WHAT IS BEING ASKED |
Copy each line below that includes "Gangitano".

DATASET RECORDS |
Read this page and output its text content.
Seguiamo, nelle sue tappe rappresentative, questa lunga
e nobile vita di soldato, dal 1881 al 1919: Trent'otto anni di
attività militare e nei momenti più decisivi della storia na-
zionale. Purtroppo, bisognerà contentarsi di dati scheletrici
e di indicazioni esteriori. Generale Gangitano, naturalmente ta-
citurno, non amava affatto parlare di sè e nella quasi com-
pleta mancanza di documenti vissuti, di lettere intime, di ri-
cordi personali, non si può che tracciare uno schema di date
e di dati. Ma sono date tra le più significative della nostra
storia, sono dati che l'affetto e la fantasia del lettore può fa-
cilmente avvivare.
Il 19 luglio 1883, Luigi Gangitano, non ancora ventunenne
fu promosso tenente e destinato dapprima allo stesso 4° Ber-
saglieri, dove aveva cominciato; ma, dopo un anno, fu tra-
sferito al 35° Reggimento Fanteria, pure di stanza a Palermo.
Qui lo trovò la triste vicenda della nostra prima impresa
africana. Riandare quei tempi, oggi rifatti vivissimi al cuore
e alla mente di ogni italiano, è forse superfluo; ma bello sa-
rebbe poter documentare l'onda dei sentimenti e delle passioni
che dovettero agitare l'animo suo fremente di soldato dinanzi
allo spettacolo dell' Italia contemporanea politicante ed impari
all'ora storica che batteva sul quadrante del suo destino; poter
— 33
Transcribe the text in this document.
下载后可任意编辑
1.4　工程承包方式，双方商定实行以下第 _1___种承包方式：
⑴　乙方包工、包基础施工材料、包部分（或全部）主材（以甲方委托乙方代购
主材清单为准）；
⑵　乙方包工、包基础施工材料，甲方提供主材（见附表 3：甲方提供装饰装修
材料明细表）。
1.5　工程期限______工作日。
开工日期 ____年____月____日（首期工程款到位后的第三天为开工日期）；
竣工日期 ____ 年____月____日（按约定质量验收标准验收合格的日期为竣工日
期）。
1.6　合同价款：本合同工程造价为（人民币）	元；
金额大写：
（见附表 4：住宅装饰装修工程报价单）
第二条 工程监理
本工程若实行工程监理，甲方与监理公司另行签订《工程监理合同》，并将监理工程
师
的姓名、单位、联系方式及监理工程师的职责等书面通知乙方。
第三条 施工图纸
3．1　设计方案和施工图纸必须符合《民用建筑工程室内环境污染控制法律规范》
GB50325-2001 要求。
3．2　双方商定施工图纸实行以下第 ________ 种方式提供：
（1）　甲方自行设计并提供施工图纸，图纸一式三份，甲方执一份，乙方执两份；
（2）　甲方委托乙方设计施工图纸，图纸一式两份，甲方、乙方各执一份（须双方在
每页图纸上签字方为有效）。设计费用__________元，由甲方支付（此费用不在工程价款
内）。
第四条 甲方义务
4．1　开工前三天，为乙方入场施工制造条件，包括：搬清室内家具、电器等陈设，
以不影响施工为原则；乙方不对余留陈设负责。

SOLUTION TO THE EXERCISE |
e di indicazioni esteriori. Generale Gangitano, naturalmente ta-
Il 19 luglio 1883, Luigi Gangitano, non ancora ventunenne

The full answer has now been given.